* _Problem statement_:
Each line containing the word "flow" should be found and copied.

** Start Task data **

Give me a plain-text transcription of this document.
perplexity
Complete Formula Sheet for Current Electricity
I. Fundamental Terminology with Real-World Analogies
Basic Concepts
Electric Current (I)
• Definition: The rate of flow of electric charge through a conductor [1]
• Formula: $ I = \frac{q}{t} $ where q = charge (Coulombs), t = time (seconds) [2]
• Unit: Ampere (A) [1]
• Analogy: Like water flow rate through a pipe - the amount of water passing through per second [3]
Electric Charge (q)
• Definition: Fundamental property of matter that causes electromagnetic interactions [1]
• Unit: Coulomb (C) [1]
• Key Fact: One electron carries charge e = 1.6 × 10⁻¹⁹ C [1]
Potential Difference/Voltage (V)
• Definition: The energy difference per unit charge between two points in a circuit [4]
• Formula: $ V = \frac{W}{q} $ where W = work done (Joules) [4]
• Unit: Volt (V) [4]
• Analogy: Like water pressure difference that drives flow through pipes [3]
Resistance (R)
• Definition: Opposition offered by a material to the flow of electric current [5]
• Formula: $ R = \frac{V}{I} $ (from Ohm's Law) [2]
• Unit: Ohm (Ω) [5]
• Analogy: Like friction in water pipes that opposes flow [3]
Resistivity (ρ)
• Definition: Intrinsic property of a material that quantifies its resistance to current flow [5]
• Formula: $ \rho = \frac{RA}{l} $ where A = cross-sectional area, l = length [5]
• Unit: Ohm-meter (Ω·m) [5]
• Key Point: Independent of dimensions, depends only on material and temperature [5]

** End Task data **

* _Task output_:
• Definition: The rate of flow of electric charge through a conductor [1]
• Analogy: Like water flow rate through a pipe - the amount of water passing through per second [3]
• Analogy: Like water pressure difference that drives flow through pipes [3]
• Definition: Opposition offered by a material to the flow of electric current [5]
• Analogy: Like friction in water pipes that opposes flow [3]
• Definition: Intrinsic property of a material that quantifies its resistance to current flow [5]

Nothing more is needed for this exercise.